_WHAT YOU ARE ASKED TO DO_. Make an exact copy of the entries, and keep any pictures out of it.

[Dataset records]
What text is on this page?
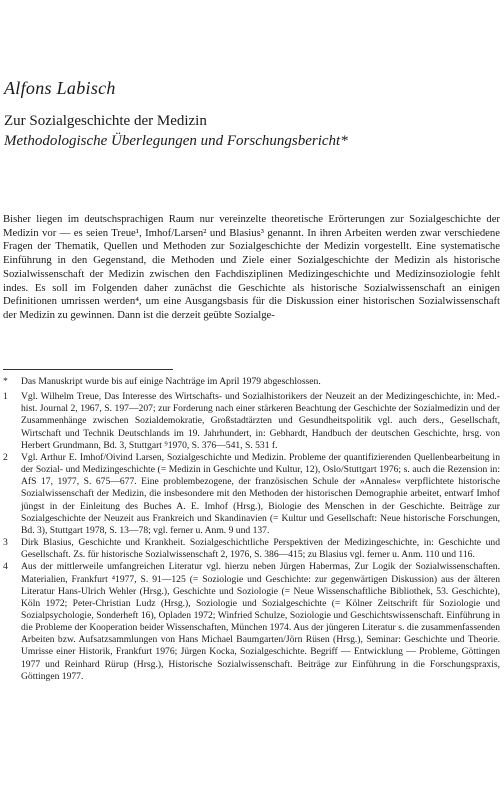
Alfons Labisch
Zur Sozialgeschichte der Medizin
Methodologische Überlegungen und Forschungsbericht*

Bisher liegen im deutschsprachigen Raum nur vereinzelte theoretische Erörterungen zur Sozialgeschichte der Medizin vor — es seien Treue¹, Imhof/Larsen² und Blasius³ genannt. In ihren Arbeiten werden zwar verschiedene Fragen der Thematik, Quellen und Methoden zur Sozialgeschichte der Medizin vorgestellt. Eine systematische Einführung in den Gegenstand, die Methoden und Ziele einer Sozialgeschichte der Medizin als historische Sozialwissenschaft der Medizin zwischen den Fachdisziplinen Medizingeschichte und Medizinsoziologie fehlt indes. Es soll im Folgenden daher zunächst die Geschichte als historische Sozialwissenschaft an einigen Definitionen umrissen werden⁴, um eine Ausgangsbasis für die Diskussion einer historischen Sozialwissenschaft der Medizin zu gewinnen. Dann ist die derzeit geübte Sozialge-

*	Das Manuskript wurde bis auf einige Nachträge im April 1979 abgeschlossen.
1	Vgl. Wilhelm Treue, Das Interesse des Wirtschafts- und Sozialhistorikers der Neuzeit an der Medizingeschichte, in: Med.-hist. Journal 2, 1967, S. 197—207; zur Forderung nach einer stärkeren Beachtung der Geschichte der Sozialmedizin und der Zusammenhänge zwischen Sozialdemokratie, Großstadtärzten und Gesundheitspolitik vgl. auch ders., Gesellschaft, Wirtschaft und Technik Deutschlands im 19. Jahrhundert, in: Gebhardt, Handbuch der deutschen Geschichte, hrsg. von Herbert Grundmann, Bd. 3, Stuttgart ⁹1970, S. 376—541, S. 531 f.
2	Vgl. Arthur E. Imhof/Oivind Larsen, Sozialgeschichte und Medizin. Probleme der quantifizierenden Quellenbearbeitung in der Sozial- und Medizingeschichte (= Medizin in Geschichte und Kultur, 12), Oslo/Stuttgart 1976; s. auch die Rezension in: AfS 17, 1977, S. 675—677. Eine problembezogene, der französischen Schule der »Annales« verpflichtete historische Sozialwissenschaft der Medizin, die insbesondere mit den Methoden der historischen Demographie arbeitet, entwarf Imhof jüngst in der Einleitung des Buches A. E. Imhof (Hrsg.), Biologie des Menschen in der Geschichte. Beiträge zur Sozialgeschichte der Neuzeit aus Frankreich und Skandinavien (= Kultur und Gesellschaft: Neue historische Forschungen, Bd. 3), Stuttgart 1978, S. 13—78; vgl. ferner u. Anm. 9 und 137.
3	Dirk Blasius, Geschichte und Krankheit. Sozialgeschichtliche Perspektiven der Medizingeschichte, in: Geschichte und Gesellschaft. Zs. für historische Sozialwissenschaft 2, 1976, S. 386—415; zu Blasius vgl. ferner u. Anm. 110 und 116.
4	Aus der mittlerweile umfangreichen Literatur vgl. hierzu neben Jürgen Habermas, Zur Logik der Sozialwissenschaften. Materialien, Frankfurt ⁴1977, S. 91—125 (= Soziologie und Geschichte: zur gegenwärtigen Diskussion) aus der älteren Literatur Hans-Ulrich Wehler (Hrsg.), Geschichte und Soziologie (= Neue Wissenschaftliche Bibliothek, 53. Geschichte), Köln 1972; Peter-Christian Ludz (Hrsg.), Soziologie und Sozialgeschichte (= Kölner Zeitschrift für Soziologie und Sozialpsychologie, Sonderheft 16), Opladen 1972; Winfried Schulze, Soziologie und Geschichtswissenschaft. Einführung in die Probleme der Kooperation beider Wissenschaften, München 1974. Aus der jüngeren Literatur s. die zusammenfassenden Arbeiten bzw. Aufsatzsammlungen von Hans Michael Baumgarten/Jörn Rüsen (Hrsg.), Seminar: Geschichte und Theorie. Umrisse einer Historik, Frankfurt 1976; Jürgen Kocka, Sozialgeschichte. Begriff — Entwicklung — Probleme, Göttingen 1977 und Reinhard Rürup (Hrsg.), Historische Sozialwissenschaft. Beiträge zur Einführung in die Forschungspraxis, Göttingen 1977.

_WRITTEN ANSWER_.
What text is on this page?
Alfons Labisch
Zur Sozialgeschichte der Medizin
Methodologische Überlegungen und Forschungsbericht*

Bisher liegen im deutschsprachigen Raum nur vereinzelte theoretische Erörterungen zur Sozialgeschichte der Medizin vor — es seien Treue¹, Imhof/Larsen² und Blasius³ genannt. In ihren Arbeiten werden zwar verschiedene Fragen der Thematik, Quellen und Methoden zur Sozialgeschichte der Medizin vorgestellt. Eine systematische Einführung in den Gegenstand, die Methoden und Ziele einer Sozialgeschichte der Medizin als historische Sozialwissenschaft der Medizin zwischen den Fachdisziplinen Medizingeschichte und Medizinsoziologie fehlt indes. Es soll im Folgenden daher zunächst die Geschichte als historische Sozialwissenschaft an einigen Definitionen umrissen werden⁴, um eine Ausgangsbasis für die Diskussion einer historischen Sozialwissenschaft der Medizin zu gewinnen. Dann ist die derzeit geübte Sozialge-

*	Das Manuskript wurde bis auf einige Nachträge im April 1979 abgeschlossen.
1	Vgl. Wilhelm Treue, Das Interesse des Wirtschafts- und Sozialhistorikers der Neuzeit an der Medizingeschichte, in: Med.-hist. Journal 2, 1967, S. 197—207; zur Forderung nach einer stärkeren Beachtung der Geschichte der Sozialmedizin und der Zusammenhänge zwischen Sozialdemokratie, Großstadtärzten und Gesundheitspolitik vgl. auch ders., Gesellschaft, Wirtschaft und Technik Deutschlands im 19. Jahrhundert, in: Gebhardt, Handbuch der deutschen Geschichte, hrsg. von Herbert Grundmann, Bd. 3, Stuttgart ⁹1970, S. 376—541, S. 531 f.
2	Vgl. Arthur E. Imhof/Oivind Larsen, Sozialgeschichte und Medizin. Probleme der quantifizierenden Quellenbearbeitung in der Sozial- und Medizingeschichte (= Medizin in Geschichte und Kultur, 12), Oslo/Stuttgart 1976; s. auch die Rezension in: AfS 17, 1977, S. 675—677. Eine problembezogene, der französischen Schule der »Annales« verpflichtete historische Sozialwissenschaft der Medizin, die insbesondere mit den Methoden der historischen Demographie arbeitet, entwarf Imhof jüngst in der Einleitung des Buches A. E. Imhof (Hrsg.), Biologie des Menschen in der Geschichte. Beiträge zur Sozialgeschichte der Neuzeit aus Frankreich und Skandinavien (= Kultur und Gesellschaft: Neue historische Forschungen, Bd. 3), Stuttgart 1978, S. 13—78; vgl. ferner u. Anm. 9 und 137.
3	Dirk Blasius, Geschichte und Krankheit. Sozialgeschichtliche Perspektiven der Medizingeschichte, in: Geschichte und Gesellschaft. Zs. für historische Sozialwissenschaft 2, 1976, S. 386—415; zu Blasius vgl. ferner u. Anm. 110 und 116.
4	Aus der mittlerweile umfangreichen Literatur vgl. hierzu neben Jürgen Habermas, Zur Logik der Sozialwissenschaften. Materialien, Frankfurt ⁴1977, S. 91—125 (= Soziologie und Geschichte: zur gegenwärtigen Diskussion) aus der älteren Literatur Hans-Ulrich Wehler (Hrsg.), Geschichte und Soziologie (= Neue Wissenschaftliche Bibliothek, 53. Geschichte), Köln 1972; Peter-Christian Ludz (Hrsg.), Soziologie und Sozialgeschichte (= Kölner Zeitschrift für Soziologie und Sozialpsychologie, Sonderheft 16), Opladen 1972; Winfried Schulze, Soziologie und Geschichtswissenschaft. Einführung in die Probleme der Kooperation beider Wissenschaften, München 1974. Aus der jüngeren Literatur s. die zusammenfassenden Arbeiten bzw. Aufsatzsammlungen von Hans Michael Baumgarten/Jörn Rüsen (Hrsg.), Seminar: Geschichte und Theorie. Umrisse einer Historik, Frankfurt 1976; Jürgen Kocka, Sozialgeschichte. Begriff — Entwicklung — Probleme, Göttingen 1977 und Reinhard Rürup (Hrsg.), Historische Sozialwissenschaft. Beiträge zur Einführung in die Forschungspraxis, Göttingen 1977.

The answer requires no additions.